Where a line contains the word "彩色扫描成", copy that line in full.

■ Rows ■
<<<<

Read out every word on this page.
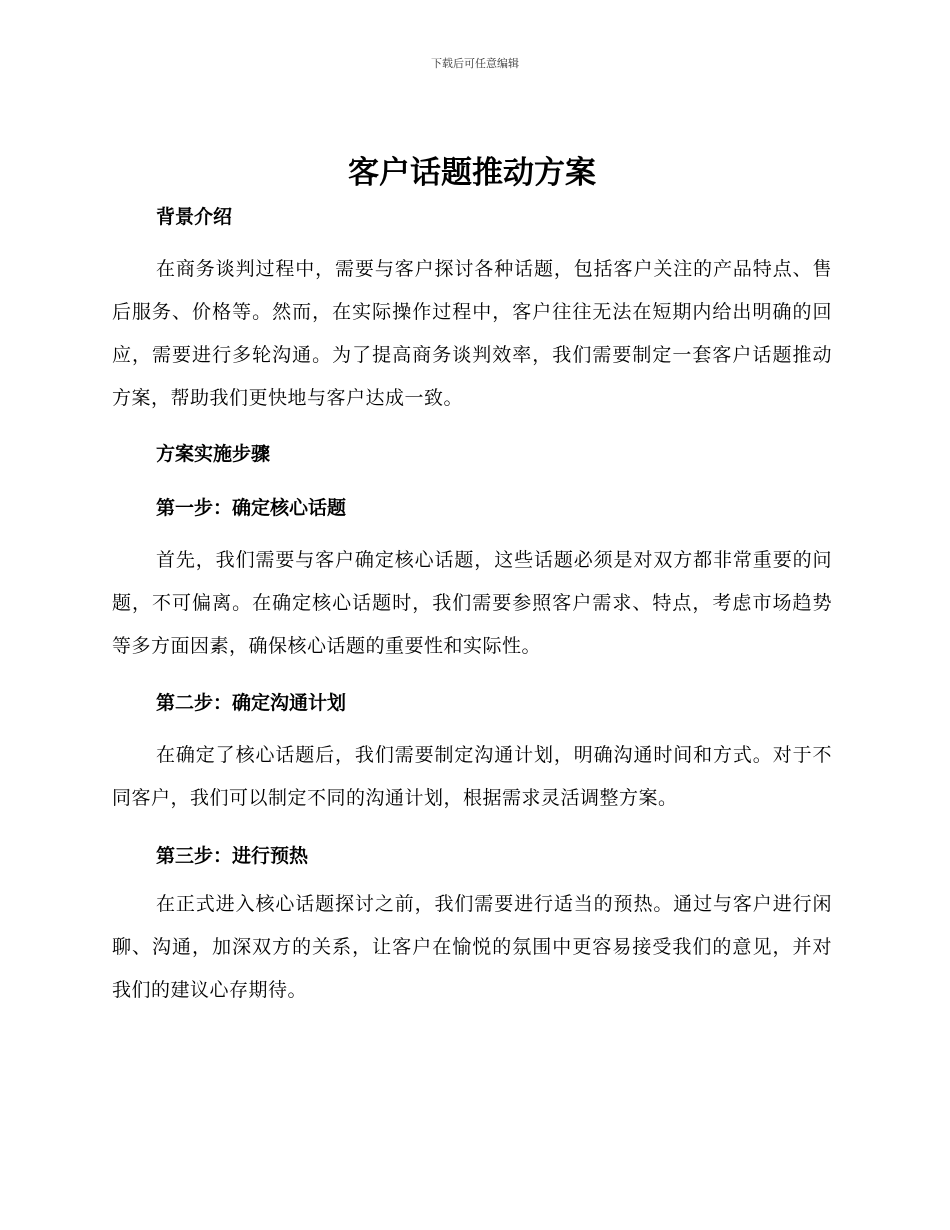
下载后可任意编辑
客户话题推动方案
背景介绍

在商务谈判过程中，需要与客户探讨各种话题，包括客户关注的产品特点、售后服务、价格等。然而，在实际操作过程中，客户往往无法在短期内给出明确的回应，需要进行多轮沟通。为了提高商务谈判效率，我们需要制定一套客户话题推动方案，帮助我们更快地与客户达成一致。

方案实施步骤
第一步：确定核心话题

首先，我们需要与客户确定核心话题，这些话题必须是对双方都非常重要的问题，不可偏离。在确定核心话题时，我们需要参照客户需求、特点，考虑市场趋势等多方面因素，确保核心话题的重要性和实际性。

第二步：确定沟通计划

在确定了核心话题后，我们需要制定沟通计划，明确沟通时间和方式。对于不同客户，我们可以制定不同的沟通计划，根据需求灵活调整方案。

第三步：进行预热

在正式进入核心话题探讨之前，我们需要进行适当的预热。通过与客户进行闲聊、沟通，加深双方的关系，让客户在愉悦的氛围中更容易接受我们的意见，并对我们的建议心存期待。
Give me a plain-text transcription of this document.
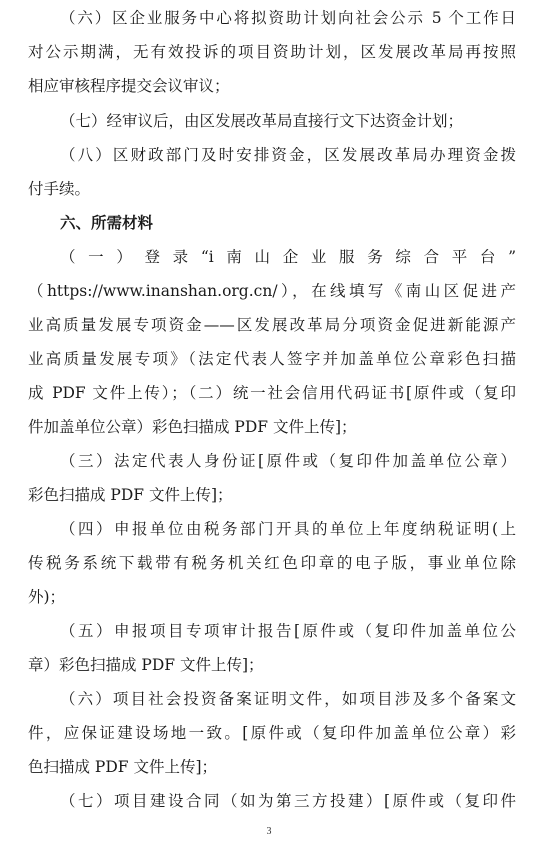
（六）区企业服务中心将拟资助计划向社会公示 5 个工作日
对公示期满，无有效投诉的项目资助计划，区发展改革局再按照
相应审核程序提交会议审议；
（七）经审议后，由区发展改革局直接行文下达资金计划；
（八）区财政部门及时安排资金，区发展改革局办理资金拨
付手续。
六、所需材料
（一）登录“i南山企业服务综合平台”
（https://www.inanshan.org.cn/），在线填写《南山区促进产
业高质量发展专项资金——区发展改革局分项资金促进新能源产
业高质量发展专项》（法定代表人签字并加盖单位公章彩色扫描
成 PDF 文件上传）；（二）统一社会信用代码证书[原件或（复印
件加盖单位公章）彩色扫描成 PDF 文件上传]；
（三）法定代表人身份证[原件或（复印件加盖单位公章）
彩色扫描成 PDF 文件上传]；
（四）申报单位由税务部门开具的单位上年度纳税证明(上
传税务系统下载带有税务机关红色印章的电子版，事业单位除
外)；
（五）申报项目专项审计报告[原件或（复印件加盖单位公
章）彩色扫描成 PDF 文件上传]；
（六）项目社会投资备案证明文件，如项目涉及多个备案文
件，应保证建设场地一致。[原件或（复印件加盖单位公章）彩
色扫描成 PDF 文件上传]；
（七）项目建设合同（如为第三方投建）[原件或（复印件
3
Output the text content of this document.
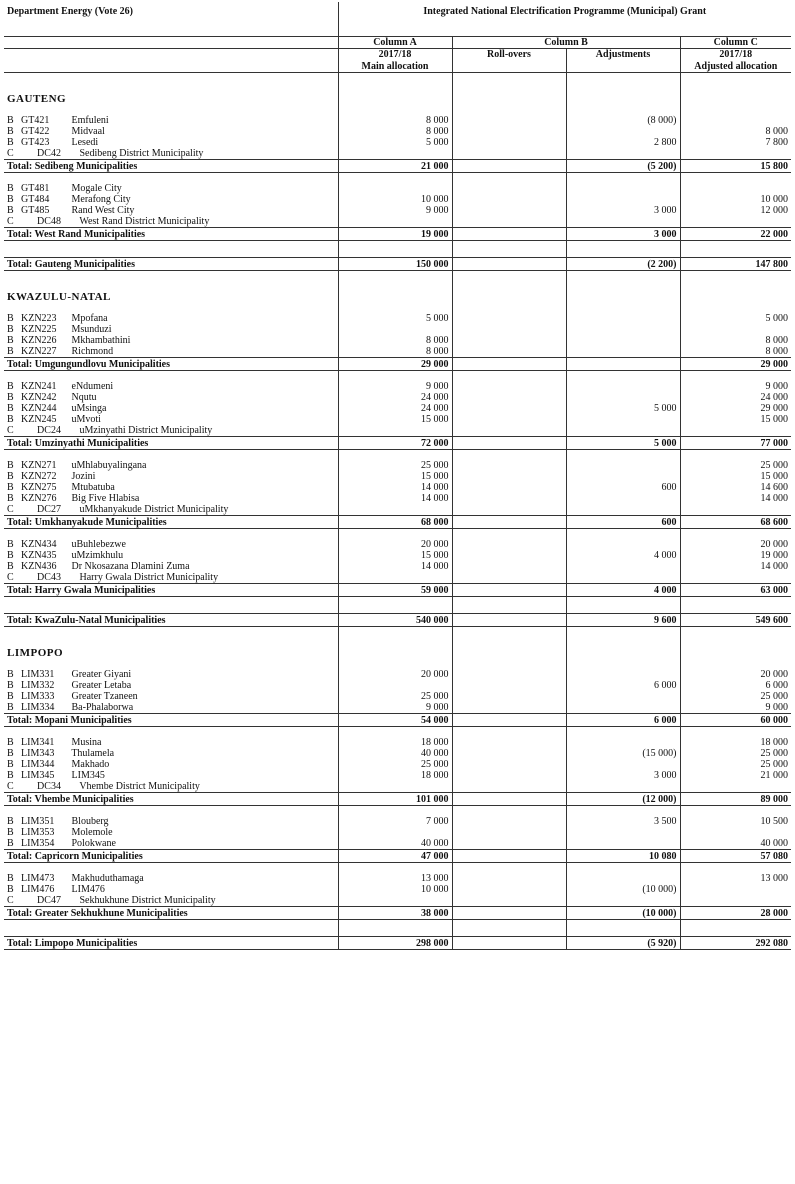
Department Energy (Vote 26)	Integrated National Electrification Programme (Municipal) Grant			
	Column A	Column B		Column C
	2017/18	Roll-overs	Adjustments	2017/18
	Main allocation			Adjusted allocation

GAUTENG				

B GT421 Emfuleni	8 000		(8 000)	
B GT422 Midvaal	8 000			8 000
B GT423 Lesedi	5 000		2 800	7 800
C DC42 Sedibeng District Municipality				
Total: Sedibeng Municipalities	21 000		(5 200)	15 800

B GT481 Mogale City				
B GT484 Merafong City	10 000			10 000
B GT485 Rand West City	9 000		3 000	12 000
C DC48 West Rand District Municipality				
Total: West Rand Municipalities	19 000		3 000	22 000

Total: Gauteng Municipalities	150 000		(2 200)	147 800

KWAZULU-NATAL				

B KZN223 Mpofana	5 000			5 000
B KZN225 Msunduzi				
B KZN226 Mkhambathini	8 000			8 000
B KZN227 Richmond	8 000			8 000
Total: Umgungundlovu Municipalities	29 000			29 000

B KZN241 eNdumeni	9 000			9 000
B KZN242 Nqutu	24 000			24 000
B KZN244 uMsinga	24 000		5 000	29 000
B KZN245 uMvoti	15 000			15 000
C DC24 uMzinyathi District Municipality				
Total: Umzinyathi Municipalities	72 000		5 000	77 000

B KZN271 uMhlabuyalingana	25 000			25 000
B KZN272 Jozini	15 000			15 000
B KZN275 Mtubatuba	14 000		600	14 600
B KZN276 Big Five Hlabisa	14 000			14 000
C DC27 uMkhanyakude District Municipality				
Total: Umkhanyakude Municipalities	68 000		600	68 600

B KZN434 uBuhlebezwe	20 000			20 000
B KZN435 uMzimkhulu	15 000		4 000	19 000
B KZN436 Dr Nkosazana Dlamini Zuma	14 000			14 000
C DC43 Harry Gwala District Municipality				
Total: Harry Gwala Municipalities	59 000		4 000	63 000

Total: KwaZulu-Natal Municipalities	540 000		9 600	549 600

LIMPOPO				

B LIM331 Greater Giyani	20 000			20 000
B LIM332 Greater Letaba			6 000	6 000
B LIM333 Greater Tzaneen	25 000			25 000
B LIM334 Ba-Phalaborwa	9 000			9 000
Total: Mopani Municipalities	54 000		6 000	60 000

B LIM341 Musina	18 000			18 000
B LIM343 Thulamela	40 000		(15 000)	25 000
B LIM344 Makhado	25 000			25 000
B LIM345 LIM345	18 000		3 000	21 000
C DC34 Vhembe District Municipality				
Total: Vhembe Municipalities	101 000		(12 000)	89 000

B LIM351 Blouberg	7 000		3 500	10 500
B LIM353 Molemole				
B LIM354 Polokwane	40 000			40 000
Total: Capricorn Municipalities	47 000		10 080	57 080

B LIM473 Makhuduthamaga	13 000			13 000
B LIM476 LIM476	10 000		(10 000)	
C DC47 Sekhukhune District Municipality				
Total: Greater Sekhukhune Municipalities	38 000		(10 000)	28 000

Total: Limpopo Municipalities	298 000		(5 920)	292 080
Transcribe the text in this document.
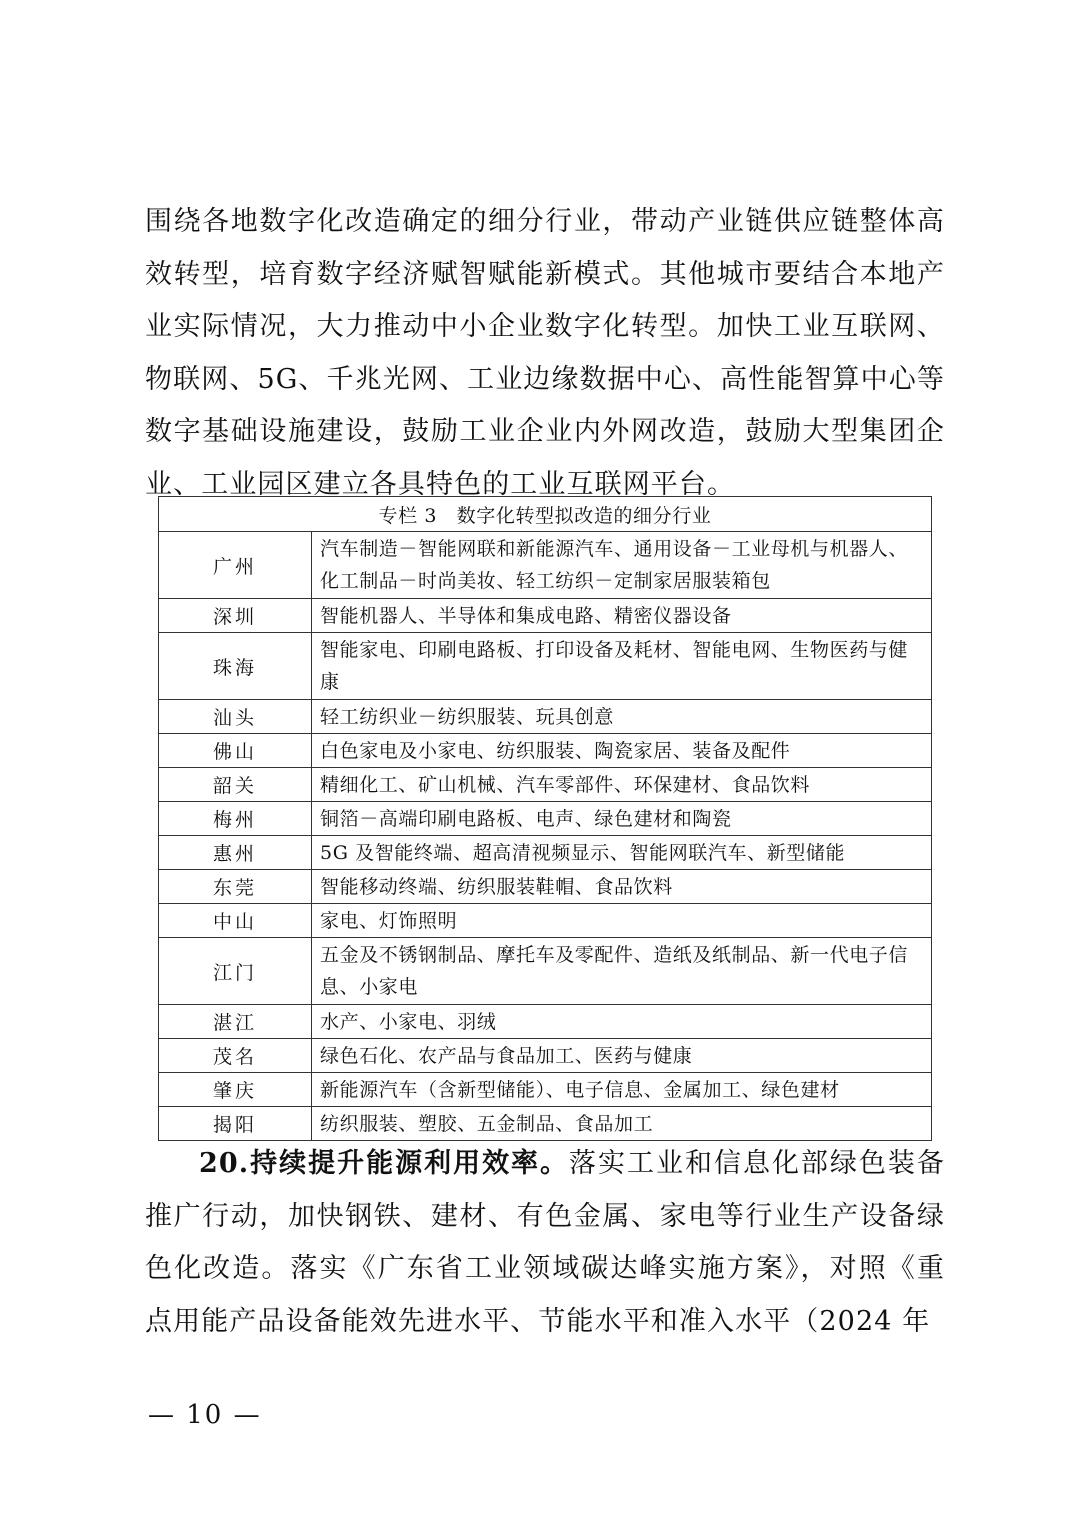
围绕各地数字化改造确定的细分行业，带动产业链供应链整体高效转型，培育数字经济赋智赋能新模式。其他城市要结合本地产业实际情况，大力推动中小企业数字化转型。加快工业互联网、物联网、5G、千兆光网、工业边缘数据中心、高性能智算中心等数字基础设施建设，鼓励工业企业内外网改造，鼓励大型集团企业、工业园区建立各具特色的工业互联网平台。

专栏 3　数字化转型拟改造的细分行业	
广州	汽车制造－智能网联和新能源汽车、通用设备－工业母机与机器人、化工制品－时尚美妆、轻工纺织－定制家居服装箱包
深圳	智能机器人、半导体和集成电路、精密仪器设备
珠海	智能家电、印刷电路板、打印设备及耗材、智能电网、生物医药与健康
汕头	轻工纺织业－纺织服装、玩具创意
佛山	白色家电及小家电、纺织服装、陶瓷家居、装备及配件
韶关	精细化工、矿山机械、汽车零部件、环保建材、食品饮料
梅州	铜箔－高端印刷电路板、电声、绿色建材和陶瓷
惠州	5G 及智能终端、超高清视频显示、智能网联汽车、新型储能
东莞	智能移动终端、纺织服装鞋帽、食品饮料
中山	家电、灯饰照明
江门	五金及不锈钢制品、摩托车及零配件、造纸及纸制品、新一代电子信息、小家电
湛江	水产、小家电、羽绒
茂名	绿色石化、农产品与食品加工、医药与健康
肇庆	新能源汽车（含新型储能）、电子信息、金属加工、绿色建材
揭阳	纺织服装、塑胶、五金制品、食品加工

20.持续提升能源利用效率。落实工业和信息化部绿色装备推广行动，加快钢铁、建材、有色金属、家电等行业生产设备绿色化改造。落实《广东省工业领域碳达峰实施方案》，对照《重点用能产品设备能效先进水平、节能水平和准入水平（2024 年

— 10 —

>>>>

■ Answer for the task ■
件加盖单位公章）彩色扫描成 PDF 文件上传]；
彩色扫描成 PDF 文件上传]；
章）彩色扫描成 PDF 文件上传]；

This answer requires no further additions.